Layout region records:
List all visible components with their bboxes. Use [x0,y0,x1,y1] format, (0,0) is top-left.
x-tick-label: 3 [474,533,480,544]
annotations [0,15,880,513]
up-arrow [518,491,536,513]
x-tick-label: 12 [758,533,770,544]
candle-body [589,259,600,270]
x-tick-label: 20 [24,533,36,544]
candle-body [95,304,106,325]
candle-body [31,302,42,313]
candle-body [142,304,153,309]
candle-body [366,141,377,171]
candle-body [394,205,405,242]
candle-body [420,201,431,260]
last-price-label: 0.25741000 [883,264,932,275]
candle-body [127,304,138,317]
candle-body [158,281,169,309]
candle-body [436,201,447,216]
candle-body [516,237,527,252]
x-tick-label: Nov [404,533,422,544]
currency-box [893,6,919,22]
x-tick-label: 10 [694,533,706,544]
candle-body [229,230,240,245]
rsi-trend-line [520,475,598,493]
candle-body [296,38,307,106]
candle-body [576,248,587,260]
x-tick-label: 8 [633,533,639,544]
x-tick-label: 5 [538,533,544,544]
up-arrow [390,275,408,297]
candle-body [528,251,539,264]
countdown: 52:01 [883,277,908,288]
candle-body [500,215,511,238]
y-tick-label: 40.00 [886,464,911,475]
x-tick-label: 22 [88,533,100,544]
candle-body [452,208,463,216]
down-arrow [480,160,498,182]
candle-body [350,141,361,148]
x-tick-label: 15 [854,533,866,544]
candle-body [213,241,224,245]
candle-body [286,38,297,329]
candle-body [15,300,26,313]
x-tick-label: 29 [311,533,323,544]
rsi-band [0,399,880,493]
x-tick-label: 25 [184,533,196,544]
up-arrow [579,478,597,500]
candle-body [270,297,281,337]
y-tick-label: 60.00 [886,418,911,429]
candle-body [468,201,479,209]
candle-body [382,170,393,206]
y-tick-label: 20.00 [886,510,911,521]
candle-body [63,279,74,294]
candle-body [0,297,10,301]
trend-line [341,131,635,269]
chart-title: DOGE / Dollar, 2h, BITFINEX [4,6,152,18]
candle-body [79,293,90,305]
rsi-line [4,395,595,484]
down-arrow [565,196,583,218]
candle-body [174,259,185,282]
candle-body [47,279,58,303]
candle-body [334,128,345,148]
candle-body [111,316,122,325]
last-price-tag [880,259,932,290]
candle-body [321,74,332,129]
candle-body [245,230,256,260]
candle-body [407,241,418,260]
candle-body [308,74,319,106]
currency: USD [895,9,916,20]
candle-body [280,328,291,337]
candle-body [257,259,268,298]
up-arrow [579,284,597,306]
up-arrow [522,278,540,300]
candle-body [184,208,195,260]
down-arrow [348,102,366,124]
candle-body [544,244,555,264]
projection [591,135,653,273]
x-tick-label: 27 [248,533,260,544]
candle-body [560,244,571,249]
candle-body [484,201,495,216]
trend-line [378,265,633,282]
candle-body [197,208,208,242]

The request:
Please rewrite the records with every "candle-body" renamed to "candle", keeping everything else the same.

Reply to the exercise:
List all visible components with their bboxes. Use [x0,y0,x1,y1] format, (0,0) is top-left.
x-tick-label: 3 [474,533,480,544]
annotations [0,15,880,513]
up-arrow [518,491,536,513]
x-tick-label: 12 [758,533,770,544]
candle [589,259,600,270]
x-tick-label: 20 [24,533,36,544]
candle [95,304,106,325]
candle [31,302,42,313]
candle [142,304,153,309]
candle [366,141,377,171]
candle [394,205,405,242]
candle [420,201,431,260]
last-price-label: 0.25741000 [883,264,932,275]
candle [127,304,138,317]
candle [158,281,169,309]
candle [436,201,447,216]
candle [516,237,527,252]
x-tick-label: Nov [404,533,422,544]
currency-box [893,6,919,22]
x-tick-label: 10 [694,533,706,544]
candle [229,230,240,245]
rsi-trend-line [520,475,598,493]
candle [296,38,307,106]
candle [576,248,587,260]
x-tick-label: 8 [633,533,639,544]
x-tick-label: 5 [538,533,544,544]
up-arrow [390,275,408,297]
candle [528,251,539,264]
countdown: 52:01 [883,277,908,288]
candle [500,215,511,238]
y-tick-label: 40.00 [886,464,911,475]
x-tick-label: 22 [88,533,100,544]
candle [452,208,463,216]
down-arrow [480,160,498,182]
candle [350,141,361,148]
x-tick-label: 15 [854,533,866,544]
candle [213,241,224,245]
candle [286,38,297,329]
candle [15,300,26,313]
x-tick-label: 29 [311,533,323,544]
rsi-band [0,399,880,493]
x-tick-label: 25 [184,533,196,544]
up-arrow [579,478,597,500]
candle [270,297,281,337]
y-tick-label: 60.00 [886,418,911,429]
candle [468,201,479,209]
candle [382,170,393,206]
y-tick-label: 20.00 [886,510,911,521]
candle [63,279,74,294]
candle [0,297,10,301]
trend-line [341,131,635,269]
chart-title: DOGE / Dollar, 2h, BITFINEX [4,6,152,18]
candle [79,293,90,305]
rsi-line [4,395,595,484]
down-arrow [565,196,583,218]
candle [174,259,185,282]
candle [47,279,58,303]
candle [334,128,345,148]
candle [111,316,122,325]
last-price-tag [880,259,932,290]
candle [321,74,332,129]
candle [245,230,256,260]
candle [407,241,418,260]
candle [308,74,319,106]
currency: USD [895,9,916,20]
candle [280,328,291,337]
candle [257,259,268,298]
up-arrow [579,284,597,306]
up-arrow [522,278,540,300]
candle [184,208,195,260]
down-arrow [348,102,366,124]
candle [544,244,555,264]
projection [591,135,653,273]
x-tick-label: 27 [248,533,260,544]
candle [560,244,571,249]
candle [484,201,495,216]
trend-line [378,265,633,282]
candle [197,208,208,242]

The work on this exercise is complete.